**Work to do:** Repeat the lines that follow, leaving nothing out.

**Data excerpts:**
####

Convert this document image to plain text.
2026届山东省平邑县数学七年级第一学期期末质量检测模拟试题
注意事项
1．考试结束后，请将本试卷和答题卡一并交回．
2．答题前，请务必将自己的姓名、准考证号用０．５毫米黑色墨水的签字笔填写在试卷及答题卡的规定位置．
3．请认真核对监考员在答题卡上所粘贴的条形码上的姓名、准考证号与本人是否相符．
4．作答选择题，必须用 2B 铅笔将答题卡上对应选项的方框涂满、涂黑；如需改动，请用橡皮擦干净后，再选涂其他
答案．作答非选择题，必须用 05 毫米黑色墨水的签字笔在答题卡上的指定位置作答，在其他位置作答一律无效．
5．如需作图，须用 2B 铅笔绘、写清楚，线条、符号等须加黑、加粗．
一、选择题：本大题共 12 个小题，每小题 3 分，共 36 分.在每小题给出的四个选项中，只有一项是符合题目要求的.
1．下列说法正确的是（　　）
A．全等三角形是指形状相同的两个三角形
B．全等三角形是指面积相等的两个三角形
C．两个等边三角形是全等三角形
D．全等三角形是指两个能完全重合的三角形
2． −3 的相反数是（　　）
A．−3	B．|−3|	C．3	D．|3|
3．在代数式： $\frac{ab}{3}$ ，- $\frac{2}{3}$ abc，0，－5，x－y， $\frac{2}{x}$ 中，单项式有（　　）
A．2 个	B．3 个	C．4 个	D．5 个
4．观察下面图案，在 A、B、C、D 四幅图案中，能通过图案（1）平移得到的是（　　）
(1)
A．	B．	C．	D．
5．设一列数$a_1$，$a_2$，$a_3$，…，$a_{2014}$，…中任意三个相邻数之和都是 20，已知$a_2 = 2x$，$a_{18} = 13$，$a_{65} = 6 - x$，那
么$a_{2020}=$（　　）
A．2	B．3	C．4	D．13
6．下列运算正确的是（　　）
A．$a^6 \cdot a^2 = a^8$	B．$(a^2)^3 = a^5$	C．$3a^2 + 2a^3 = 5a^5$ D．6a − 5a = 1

####

**Solution:**
Convert this document image to plain text.
2026届山东省平邑县数学七年级第一学期期末质量检测模拟试题
注意事项
1．考试结束后，请将本试卷和答题卡一并交回．
2．答题前，请务必将自己的姓名、准考证号用０．５毫米黑色墨水的签字笔填写在试卷及答题卡的规定位置．
3．请认真核对监考员在答题卡上所粘贴的条形码上的姓名、准考证号与本人是否相符．
4．作答选择题，必须用 2B 铅笔将答题卡上对应选项的方框涂满、涂黑；如需改动，请用橡皮擦干净后，再选涂其他
答案．作答非选择题，必须用 05 毫米黑色墨水的签字笔在答题卡上的指定位置作答，在其他位置作答一律无效．
5．如需作图，须用 2B 铅笔绘、写清楚，线条、符号等须加黑、加粗．
一、选择题：本大题共 12 个小题，每小题 3 分，共 36 分.在每小题给出的四个选项中，只有一项是符合题目要求的.
1．下列说法正确的是（　　）
A．全等三角形是指形状相同的两个三角形
B．全等三角形是指面积相等的两个三角形
C．两个等边三角形是全等三角形
D．全等三角形是指两个能完全重合的三角形
2． −3 的相反数是（　　）
A．−3	B．|−3|	C．3	D．|3|
3．在代数式： $\frac{ab}{3}$ ，- $\frac{2}{3}$ abc，0，－5，x－y， $\frac{2}{x}$ 中，单项式有（　　）
A．2 个	B．3 个	C．4 个	D．5 个
4．观察下面图案，在 A、B、C、D 四幅图案中，能通过图案（1）平移得到的是（　　）
(1)
A．	B．	C．	D．
5．设一列数$a_1$，$a_2$，$a_3$，…，$a_{2014}$，…中任意三个相邻数之和都是 20，已知$a_2 = 2x$，$a_{18} = 13$，$a_{65} = 6 - x$，那
么$a_{2020}=$（　　）
A．2	B．3	C．4	D．13
6．下列运算正确的是（　　）
A．$a^6 \cdot a^2 = a^8$	B．$(a^2)^3 = a^5$	C．$3a^2 + 2a^3 = 5a^5$ D．6a − 5a = 1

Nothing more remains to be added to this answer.